* Stated task
Carry on the forum thread about building and hanging a triple 2x10 girder from the end of its last post.

In the beam equations (which model breaking tests) depth is squared where width is used straight. Deeper builds strength much faster. The 8x8 with a 4 ply girder will certainly work. Unless you live heavy the 6x6 and 3 ply 2x10 works. You can also move up to dougfir, stronger and stiffer than SPF, and then there is stepping up to 2x12's. If you use 2 layers of 1/2" ply in the build up, then run a 2x6 cleat up opposite sides of the post for a couple of feet and onto the girder it will connect those two well.

You are running fast, think way out ahead of the ball and feel free to ask if you see something.


Im having a hard time finding a triple 2x10 girder hanger for the CMU wall. It seems all of the hangers are for engineered lumber or large timbers and only go as high as a double 2x10 or double 2x12....https://www.strongtie.com/topflangemasonryhangers_masonryhangers/wm-wmi-wmu_productgroup_wcc/p/wm.wmi.wmu

Does anyone have any ideas for this? I've been speaking to an Ace hardware owner and he says it may be possible to have a hanger custom made? Any ideas?


For a dropped girder I've usually gone into a pocket in the foundation wall. Rest on steel or a treated plate and allow airspace around and on the end of the wood. Will this work in your situation?


Thats probably what i should have done but figured a masonry hanger would be fairly easy to acquire for triple 2x10....seems like the local hardware store is certain they can get one ordered now at least so hopefully that works out...filled all the cores finally, took 300 bags of concrete, way more than i had anticipated.

Was going to use some heavy duty column caps but they were over $120 each to hold a triple 2x10...not sure why they were so expensive, so going to have to go with the lighter double piece post beam connectors....as for building the triple 2x beam, do i need wood glue or is there a specific nailing pattern i should use?

* Element location listings
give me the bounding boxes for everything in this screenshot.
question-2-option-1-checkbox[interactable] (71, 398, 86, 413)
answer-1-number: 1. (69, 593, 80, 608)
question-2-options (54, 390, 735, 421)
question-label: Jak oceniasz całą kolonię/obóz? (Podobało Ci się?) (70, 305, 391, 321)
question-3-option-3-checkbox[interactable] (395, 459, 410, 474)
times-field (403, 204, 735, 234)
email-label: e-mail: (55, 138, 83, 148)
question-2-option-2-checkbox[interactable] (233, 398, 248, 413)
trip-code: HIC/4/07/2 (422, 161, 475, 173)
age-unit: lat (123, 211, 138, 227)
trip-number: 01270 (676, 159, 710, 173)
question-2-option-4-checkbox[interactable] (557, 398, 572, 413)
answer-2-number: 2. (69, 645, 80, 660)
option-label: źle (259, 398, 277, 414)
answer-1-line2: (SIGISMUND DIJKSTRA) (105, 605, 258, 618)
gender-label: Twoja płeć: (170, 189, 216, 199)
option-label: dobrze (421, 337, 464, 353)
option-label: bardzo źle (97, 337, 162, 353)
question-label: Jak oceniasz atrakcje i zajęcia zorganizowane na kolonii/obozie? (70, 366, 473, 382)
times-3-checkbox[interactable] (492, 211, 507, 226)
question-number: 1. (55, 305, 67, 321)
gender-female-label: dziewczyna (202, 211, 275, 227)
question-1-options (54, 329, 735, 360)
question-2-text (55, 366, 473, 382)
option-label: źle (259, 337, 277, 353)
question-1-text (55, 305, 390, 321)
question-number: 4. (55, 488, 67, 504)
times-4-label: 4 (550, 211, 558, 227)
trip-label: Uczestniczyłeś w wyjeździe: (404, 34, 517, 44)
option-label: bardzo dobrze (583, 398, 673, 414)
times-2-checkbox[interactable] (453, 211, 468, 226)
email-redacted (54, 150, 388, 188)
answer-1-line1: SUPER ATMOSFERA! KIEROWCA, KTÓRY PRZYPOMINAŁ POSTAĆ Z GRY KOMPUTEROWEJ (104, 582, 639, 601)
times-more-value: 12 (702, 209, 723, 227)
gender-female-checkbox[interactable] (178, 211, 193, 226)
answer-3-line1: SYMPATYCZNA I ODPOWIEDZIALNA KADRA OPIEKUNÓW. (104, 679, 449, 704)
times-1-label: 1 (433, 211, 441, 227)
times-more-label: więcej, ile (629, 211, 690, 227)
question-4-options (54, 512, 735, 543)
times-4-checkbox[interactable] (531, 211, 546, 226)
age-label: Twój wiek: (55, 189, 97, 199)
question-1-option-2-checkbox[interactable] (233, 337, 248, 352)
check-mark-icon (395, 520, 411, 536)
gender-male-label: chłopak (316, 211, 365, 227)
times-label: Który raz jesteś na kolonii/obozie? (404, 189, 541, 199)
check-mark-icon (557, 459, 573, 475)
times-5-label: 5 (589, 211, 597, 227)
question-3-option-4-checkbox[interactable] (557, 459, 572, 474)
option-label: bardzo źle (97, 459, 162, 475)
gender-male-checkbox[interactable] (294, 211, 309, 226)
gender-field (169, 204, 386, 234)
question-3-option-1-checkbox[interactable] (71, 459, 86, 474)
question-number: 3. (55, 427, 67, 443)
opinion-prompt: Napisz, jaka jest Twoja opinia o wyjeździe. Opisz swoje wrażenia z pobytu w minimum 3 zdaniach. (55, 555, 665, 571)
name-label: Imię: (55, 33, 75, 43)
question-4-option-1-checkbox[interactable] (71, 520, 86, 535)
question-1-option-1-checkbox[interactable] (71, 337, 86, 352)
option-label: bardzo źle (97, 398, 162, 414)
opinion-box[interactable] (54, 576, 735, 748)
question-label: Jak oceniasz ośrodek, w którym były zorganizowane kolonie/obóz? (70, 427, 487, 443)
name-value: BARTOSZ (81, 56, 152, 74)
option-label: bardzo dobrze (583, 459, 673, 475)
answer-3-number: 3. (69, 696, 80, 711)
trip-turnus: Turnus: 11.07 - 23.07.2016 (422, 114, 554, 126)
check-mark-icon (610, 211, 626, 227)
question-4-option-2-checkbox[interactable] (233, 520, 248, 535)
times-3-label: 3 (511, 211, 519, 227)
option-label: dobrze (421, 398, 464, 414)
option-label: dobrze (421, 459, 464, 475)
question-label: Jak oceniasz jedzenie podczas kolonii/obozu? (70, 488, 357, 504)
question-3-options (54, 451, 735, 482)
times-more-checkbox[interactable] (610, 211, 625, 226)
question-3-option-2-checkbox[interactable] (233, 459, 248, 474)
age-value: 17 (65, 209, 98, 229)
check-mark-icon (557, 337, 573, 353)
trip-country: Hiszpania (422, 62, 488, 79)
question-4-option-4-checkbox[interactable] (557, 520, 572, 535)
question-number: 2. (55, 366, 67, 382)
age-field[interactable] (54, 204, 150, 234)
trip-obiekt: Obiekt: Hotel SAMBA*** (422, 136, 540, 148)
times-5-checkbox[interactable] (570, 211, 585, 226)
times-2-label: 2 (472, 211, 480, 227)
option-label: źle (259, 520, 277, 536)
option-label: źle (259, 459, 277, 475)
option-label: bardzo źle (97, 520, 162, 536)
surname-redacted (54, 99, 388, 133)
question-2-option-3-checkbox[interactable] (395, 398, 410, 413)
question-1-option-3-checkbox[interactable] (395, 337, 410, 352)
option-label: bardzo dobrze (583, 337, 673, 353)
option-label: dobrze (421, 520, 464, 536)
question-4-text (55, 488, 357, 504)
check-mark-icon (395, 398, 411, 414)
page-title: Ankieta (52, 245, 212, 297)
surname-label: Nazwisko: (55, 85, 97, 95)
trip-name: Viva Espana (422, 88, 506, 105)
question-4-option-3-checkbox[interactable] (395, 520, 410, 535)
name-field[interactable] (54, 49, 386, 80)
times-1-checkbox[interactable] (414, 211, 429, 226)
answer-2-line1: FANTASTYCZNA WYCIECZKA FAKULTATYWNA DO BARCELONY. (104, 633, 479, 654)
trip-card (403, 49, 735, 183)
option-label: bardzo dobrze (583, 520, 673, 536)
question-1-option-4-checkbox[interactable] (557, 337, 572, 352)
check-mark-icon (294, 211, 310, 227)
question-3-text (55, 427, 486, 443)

* Reply to the task
If not a welding shop can fabricate them. This is what I meant about getting your head way out in front of the work, it is difficult but keeps things moving better if you can do it. I used to be able to do that  :D. You can also raise the girder up onto the sill creating a flush girder and then hang the joists on the sides in hangers. This can cause plumbing issues if it needs to cross that zone and stay high.

The code nailing pattern for a girder is 32" oc top and bottom edges, staggered. I do top, middle and bottom rows about 12" on center, they look like a 45 degree angle across the face. For a dropped girder you are really just holding the parts in alignment, the joists rest on top of the girder and load them fairly uniformly. With a flush girder the joists are hanging on the outer plies and the nails provide the load sharing through to the inner plies, a better connection between plies is needed. I go ahead and stitch them together well either way. Glue does not make a beam stronger but does make it stiffer... if you get the plies drawn up tightly together.

If you are 2 piecing the rafters. The lower rafter piece can also support the second floor joist on its level top cut and the upper rafter piece passes by for several feet giving good lap. I would at least assemble the rafters on the deck into one piece to make sure they are nailed together in a straight line. You could assemble the entire rafter couple and joist into a tilt up frame.


Other ways to support a dropped girder... A steel post, either a solid "BOCA" post or a 3" min diameter schedule 40 pipe onto the footing with flat plates on each end (avoid telescoping posts) or a concrete pilaster. If you go that route it should be connected to the wall with some rebar, lag shields or similar between wall and pilaster. You'll probably need to expand the footing to do that one. Just more thoughts.


Thanks again for the info. Your idea of putting the girder on top of the sill plate seems like a good idea and im a bit doubtful ace hardware will pull through on the CMU hanger which isnt supposed to get here until Friday. Went with the diamond shaped 2x8x2 concrete squares you suggested. Glad to be done with concrete, that stuff really messes up your skin after prolonged exposure.

Heres what im going for on the rafters and upstairs floor joists... planning on assembling an entire rafter on the deck, making sure everything is good, and then using it as a template for the others. I'll build the lower half and raise it up in one piece (hopefully) and support it with a couple 2x4's until i have enough up to start the roof decking and upstairs floor to hold them together. Only half of the rafters will have floor joists as im going for an open loft/bedroom design to open everything up. All rafters will have 2x10 collars and plywood gussets to bring the rafters together. Pondering how much strength will be lost by not using the upper floor joists in half the structure...what do you think...the area does get a lot of snow, and will likely be piling up beyond the block wall...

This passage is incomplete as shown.